Find the lines holding the word "avril" and collect them.
==========
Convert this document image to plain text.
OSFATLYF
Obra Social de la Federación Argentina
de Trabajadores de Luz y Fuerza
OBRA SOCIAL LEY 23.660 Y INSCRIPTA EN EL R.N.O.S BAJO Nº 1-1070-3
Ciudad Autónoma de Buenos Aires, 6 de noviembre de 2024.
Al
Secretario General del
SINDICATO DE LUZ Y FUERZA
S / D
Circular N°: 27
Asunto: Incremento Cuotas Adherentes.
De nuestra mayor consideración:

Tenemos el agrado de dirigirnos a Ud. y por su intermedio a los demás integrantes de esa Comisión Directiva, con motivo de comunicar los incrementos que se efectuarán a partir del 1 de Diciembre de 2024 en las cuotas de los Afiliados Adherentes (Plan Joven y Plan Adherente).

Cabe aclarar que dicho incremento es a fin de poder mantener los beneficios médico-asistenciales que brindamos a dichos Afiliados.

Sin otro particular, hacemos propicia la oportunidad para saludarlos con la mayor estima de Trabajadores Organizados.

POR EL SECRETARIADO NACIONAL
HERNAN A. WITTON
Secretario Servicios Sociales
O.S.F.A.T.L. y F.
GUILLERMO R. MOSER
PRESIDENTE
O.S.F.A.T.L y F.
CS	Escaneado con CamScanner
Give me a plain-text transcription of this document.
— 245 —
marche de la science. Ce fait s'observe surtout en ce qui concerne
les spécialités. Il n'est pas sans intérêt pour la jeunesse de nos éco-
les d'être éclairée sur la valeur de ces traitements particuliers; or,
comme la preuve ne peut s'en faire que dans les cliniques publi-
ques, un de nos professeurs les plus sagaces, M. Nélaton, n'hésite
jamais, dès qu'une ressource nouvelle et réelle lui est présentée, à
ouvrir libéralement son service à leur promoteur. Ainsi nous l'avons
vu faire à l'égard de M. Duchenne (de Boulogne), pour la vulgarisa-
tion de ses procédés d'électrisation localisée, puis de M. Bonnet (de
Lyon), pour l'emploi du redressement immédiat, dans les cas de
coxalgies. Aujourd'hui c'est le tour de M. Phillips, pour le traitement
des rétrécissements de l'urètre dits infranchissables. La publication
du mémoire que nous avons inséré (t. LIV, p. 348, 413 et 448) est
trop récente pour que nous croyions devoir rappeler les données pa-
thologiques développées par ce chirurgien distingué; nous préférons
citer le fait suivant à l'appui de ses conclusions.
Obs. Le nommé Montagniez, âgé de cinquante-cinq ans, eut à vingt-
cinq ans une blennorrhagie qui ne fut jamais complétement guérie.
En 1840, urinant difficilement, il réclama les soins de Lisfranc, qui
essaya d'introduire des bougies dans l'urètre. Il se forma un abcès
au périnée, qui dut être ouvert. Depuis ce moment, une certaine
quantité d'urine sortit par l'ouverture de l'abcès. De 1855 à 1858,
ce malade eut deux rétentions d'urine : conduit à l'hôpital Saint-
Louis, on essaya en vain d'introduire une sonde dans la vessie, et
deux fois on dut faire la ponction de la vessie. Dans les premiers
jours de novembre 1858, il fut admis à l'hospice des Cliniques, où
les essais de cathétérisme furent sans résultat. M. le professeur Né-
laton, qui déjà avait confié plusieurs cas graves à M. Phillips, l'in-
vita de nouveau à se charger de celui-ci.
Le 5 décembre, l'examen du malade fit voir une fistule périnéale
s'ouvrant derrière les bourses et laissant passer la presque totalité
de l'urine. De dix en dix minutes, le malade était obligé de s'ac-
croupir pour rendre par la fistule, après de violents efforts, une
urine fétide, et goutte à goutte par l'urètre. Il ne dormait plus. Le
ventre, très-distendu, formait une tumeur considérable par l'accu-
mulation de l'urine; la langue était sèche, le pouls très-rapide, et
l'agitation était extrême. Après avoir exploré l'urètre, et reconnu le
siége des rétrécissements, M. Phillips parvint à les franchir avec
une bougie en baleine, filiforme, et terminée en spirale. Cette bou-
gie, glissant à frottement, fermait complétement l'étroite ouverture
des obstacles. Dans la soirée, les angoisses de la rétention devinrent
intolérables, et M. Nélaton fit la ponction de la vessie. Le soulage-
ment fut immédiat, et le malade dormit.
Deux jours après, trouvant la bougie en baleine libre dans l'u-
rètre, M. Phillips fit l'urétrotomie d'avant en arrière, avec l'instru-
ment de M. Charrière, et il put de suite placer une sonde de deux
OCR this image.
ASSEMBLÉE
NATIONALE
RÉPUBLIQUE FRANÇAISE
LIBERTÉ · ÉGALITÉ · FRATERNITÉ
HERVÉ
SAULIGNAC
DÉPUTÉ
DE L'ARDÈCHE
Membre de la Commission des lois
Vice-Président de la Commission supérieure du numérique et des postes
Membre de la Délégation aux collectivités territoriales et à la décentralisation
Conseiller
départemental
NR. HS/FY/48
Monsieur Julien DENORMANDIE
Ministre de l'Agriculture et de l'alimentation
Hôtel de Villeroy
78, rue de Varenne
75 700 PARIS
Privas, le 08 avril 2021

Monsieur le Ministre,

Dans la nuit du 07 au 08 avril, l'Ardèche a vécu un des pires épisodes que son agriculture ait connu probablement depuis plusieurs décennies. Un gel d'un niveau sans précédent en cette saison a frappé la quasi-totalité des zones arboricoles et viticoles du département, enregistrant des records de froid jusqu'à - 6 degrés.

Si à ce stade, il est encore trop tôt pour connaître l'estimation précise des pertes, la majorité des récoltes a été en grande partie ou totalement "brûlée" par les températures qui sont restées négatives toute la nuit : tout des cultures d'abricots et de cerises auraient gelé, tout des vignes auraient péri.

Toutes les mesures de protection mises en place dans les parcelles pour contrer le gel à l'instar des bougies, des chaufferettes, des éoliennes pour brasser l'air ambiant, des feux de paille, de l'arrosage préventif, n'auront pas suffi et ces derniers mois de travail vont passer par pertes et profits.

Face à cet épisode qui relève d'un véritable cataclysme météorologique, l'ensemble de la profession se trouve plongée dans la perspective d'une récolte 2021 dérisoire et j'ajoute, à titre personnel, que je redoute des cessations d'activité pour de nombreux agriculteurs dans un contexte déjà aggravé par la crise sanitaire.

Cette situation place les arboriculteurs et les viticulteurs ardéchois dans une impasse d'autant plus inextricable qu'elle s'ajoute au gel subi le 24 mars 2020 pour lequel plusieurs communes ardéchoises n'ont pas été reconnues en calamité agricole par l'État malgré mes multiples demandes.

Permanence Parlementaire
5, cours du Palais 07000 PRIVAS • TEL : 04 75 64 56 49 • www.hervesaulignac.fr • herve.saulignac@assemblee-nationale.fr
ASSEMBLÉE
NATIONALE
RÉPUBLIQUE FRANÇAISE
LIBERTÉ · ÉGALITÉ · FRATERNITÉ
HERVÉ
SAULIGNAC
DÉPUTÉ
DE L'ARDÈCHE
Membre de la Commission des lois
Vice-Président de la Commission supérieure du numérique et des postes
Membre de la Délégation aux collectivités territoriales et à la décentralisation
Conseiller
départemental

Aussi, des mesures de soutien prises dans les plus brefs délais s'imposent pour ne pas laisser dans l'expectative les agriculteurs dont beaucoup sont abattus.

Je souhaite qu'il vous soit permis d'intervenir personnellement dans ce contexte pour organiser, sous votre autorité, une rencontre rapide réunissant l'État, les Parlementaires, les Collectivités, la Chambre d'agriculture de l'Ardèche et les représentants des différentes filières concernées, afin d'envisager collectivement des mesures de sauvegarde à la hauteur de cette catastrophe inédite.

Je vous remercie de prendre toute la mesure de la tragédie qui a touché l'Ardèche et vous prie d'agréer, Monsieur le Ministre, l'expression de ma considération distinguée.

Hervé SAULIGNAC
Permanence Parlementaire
==========
* _TASK ANSWER_
Privas, le 08 avril 2021
Dans la nuit du 07 au 08 avril, l'Ardèche a vécu un des pires épisodes que son agriculture ait connu probablement depuis plusieurs décennies. Un gel d'un niveau sans précédent en cette saison a frappé la quasi-totalité des zones arboricoles et viticoles du département, enregistrant des records de froid jusqu'à - 6 degrés.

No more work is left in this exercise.